Stored data:
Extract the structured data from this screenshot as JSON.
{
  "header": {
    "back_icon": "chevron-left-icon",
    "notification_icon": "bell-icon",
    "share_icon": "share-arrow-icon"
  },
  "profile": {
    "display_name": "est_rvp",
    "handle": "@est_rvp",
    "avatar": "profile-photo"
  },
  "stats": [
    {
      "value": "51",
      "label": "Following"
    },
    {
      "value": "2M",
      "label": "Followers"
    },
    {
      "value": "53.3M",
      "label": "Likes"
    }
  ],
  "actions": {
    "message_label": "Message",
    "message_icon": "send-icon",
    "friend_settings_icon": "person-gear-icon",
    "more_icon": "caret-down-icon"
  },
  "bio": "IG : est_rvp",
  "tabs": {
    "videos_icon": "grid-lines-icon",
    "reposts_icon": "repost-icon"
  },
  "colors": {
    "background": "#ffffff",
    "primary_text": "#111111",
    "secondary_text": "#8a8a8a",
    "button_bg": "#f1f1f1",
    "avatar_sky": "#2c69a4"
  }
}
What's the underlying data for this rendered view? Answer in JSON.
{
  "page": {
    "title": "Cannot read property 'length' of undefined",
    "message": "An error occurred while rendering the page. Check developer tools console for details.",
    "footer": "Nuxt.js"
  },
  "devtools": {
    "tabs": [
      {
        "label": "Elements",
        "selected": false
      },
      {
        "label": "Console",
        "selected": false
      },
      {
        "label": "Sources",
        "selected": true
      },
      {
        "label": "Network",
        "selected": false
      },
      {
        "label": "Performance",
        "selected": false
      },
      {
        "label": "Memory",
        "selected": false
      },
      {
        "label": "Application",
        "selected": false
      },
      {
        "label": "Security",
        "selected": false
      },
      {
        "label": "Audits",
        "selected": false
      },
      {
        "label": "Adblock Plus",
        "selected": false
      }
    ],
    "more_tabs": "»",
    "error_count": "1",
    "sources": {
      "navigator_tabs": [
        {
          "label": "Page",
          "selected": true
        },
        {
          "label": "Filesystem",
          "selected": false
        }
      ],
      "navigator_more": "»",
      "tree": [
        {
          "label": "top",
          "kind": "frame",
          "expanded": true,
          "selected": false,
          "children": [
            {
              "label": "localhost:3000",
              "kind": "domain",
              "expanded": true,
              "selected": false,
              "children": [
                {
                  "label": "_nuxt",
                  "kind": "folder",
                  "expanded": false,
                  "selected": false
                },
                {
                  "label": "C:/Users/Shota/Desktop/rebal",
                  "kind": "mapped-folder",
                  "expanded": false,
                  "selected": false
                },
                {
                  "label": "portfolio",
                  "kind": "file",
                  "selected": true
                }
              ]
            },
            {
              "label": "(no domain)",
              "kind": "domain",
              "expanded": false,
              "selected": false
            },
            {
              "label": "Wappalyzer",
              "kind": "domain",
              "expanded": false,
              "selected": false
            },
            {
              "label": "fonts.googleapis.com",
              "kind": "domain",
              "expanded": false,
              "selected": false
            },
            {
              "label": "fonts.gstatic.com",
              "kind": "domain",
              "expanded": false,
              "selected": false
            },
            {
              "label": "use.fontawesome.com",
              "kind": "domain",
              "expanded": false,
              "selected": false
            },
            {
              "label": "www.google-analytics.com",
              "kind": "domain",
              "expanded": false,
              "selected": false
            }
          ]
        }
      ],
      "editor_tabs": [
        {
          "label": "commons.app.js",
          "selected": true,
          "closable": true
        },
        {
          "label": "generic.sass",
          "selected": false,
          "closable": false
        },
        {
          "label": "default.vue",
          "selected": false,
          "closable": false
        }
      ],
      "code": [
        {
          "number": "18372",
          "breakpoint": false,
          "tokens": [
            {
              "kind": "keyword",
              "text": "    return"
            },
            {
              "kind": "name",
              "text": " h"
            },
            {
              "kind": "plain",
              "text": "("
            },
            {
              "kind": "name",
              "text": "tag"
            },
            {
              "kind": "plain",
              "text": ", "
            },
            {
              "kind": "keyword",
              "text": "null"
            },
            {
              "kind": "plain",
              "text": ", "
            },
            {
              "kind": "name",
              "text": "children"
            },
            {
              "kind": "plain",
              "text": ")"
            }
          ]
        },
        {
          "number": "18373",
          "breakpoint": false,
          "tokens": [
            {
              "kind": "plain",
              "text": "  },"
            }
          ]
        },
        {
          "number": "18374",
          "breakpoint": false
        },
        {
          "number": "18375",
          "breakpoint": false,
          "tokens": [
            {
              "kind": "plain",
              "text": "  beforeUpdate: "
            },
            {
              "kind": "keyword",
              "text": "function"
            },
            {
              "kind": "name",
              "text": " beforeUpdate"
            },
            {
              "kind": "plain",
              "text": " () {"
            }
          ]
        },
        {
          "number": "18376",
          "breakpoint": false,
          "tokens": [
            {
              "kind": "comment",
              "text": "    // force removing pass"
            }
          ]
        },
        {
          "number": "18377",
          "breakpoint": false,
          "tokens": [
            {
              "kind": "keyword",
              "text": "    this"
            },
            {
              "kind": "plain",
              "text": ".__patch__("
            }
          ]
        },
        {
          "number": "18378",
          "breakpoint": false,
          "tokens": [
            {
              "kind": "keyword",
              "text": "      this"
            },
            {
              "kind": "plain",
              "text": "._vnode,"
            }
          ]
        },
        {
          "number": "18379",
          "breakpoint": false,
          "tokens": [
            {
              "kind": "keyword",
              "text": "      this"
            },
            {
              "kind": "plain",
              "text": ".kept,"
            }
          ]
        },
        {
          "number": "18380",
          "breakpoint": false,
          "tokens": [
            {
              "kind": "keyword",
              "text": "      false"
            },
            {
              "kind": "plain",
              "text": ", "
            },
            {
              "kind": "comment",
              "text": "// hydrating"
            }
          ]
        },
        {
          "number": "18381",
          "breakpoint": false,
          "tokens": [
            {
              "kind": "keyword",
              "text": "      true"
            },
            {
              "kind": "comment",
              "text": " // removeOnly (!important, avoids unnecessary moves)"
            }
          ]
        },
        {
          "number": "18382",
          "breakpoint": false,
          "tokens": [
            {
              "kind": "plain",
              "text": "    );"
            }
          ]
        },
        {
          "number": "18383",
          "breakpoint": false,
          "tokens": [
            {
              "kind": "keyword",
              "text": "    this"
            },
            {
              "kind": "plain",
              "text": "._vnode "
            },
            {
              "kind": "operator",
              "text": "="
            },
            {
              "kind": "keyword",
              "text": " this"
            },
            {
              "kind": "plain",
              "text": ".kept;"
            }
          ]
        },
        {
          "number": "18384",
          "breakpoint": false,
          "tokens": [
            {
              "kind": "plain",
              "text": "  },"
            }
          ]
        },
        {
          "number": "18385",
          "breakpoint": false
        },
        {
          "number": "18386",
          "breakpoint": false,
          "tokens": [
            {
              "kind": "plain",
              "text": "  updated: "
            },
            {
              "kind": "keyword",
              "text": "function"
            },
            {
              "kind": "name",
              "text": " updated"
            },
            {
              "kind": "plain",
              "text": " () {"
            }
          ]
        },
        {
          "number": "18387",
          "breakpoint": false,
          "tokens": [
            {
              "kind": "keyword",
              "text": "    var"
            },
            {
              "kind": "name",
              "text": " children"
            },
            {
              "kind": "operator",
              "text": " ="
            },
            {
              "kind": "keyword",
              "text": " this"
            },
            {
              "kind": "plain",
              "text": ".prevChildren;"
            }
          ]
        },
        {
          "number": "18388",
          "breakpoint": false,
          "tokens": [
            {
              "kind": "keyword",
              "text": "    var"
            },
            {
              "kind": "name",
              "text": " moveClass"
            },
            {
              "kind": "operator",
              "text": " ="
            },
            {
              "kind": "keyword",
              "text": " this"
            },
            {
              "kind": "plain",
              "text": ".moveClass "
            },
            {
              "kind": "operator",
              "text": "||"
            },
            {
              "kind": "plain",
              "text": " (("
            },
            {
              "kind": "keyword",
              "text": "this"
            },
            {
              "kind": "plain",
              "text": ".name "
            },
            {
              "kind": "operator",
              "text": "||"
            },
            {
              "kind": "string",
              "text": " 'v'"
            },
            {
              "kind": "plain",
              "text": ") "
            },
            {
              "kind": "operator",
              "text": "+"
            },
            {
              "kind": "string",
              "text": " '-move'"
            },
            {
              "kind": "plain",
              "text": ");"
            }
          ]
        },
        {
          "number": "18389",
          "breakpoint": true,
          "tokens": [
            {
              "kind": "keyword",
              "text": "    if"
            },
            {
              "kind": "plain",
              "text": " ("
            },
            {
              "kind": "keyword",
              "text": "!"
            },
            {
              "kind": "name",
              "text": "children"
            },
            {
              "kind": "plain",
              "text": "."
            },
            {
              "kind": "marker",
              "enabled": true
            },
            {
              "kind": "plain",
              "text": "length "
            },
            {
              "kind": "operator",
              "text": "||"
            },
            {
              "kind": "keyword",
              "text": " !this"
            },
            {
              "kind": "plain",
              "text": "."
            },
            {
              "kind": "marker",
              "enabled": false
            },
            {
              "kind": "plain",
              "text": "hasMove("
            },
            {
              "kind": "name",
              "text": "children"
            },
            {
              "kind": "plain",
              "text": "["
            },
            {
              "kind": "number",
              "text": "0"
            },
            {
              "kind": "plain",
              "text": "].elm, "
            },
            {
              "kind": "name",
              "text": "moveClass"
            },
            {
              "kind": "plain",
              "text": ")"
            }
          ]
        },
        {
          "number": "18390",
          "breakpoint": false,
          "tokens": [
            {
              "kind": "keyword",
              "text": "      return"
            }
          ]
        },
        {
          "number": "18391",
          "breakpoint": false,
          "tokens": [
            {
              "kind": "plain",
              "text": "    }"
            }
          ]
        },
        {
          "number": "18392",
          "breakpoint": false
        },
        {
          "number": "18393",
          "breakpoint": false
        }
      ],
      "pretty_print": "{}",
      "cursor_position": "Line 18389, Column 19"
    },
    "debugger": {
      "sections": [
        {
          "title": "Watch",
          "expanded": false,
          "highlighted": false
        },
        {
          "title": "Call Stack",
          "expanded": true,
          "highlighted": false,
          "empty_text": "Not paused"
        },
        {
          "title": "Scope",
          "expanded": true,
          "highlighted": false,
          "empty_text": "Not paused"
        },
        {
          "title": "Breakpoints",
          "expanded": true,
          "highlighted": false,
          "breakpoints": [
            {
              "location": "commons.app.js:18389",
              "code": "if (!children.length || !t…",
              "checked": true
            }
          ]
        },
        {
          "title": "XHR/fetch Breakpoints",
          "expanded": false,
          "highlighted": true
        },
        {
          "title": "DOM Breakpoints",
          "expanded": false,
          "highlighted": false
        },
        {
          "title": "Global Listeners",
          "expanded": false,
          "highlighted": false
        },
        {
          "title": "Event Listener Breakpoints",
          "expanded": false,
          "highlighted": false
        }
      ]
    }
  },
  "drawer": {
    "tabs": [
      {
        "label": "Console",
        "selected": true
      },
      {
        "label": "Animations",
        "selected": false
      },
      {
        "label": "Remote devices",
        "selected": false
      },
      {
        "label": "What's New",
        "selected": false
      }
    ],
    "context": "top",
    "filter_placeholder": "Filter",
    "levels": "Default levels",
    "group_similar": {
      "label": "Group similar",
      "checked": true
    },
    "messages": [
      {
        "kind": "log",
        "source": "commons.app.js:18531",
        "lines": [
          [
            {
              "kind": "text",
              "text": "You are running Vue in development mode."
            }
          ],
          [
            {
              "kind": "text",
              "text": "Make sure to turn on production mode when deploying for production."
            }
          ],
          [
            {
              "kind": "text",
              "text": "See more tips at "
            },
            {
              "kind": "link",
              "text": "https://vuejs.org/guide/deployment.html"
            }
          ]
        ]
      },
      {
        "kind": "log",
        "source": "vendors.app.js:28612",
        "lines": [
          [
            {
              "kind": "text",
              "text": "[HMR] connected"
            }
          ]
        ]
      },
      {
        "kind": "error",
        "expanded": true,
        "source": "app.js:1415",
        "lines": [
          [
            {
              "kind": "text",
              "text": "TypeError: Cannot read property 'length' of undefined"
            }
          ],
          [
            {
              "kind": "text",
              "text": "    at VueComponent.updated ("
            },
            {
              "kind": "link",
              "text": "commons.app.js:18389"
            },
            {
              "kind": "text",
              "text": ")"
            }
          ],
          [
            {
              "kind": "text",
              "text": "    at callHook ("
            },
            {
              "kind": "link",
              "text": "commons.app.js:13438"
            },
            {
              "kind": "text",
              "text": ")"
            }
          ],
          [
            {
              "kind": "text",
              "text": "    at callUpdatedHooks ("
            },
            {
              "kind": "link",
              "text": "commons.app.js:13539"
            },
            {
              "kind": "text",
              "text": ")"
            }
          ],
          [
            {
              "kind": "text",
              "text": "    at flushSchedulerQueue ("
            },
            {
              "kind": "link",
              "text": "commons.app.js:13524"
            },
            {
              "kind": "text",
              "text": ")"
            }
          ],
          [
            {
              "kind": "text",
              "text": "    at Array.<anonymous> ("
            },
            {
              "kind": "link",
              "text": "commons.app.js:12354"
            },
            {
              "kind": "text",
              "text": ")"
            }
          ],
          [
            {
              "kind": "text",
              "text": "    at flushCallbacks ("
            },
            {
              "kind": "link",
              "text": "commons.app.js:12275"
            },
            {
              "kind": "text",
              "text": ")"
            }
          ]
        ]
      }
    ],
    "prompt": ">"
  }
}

* [Exercise objective]: Look through the records and gather every line containing "beforeUpdate".

* [Exercise response]:
              "text": "  beforeUpdate: "
              "text": " beforeUpdate"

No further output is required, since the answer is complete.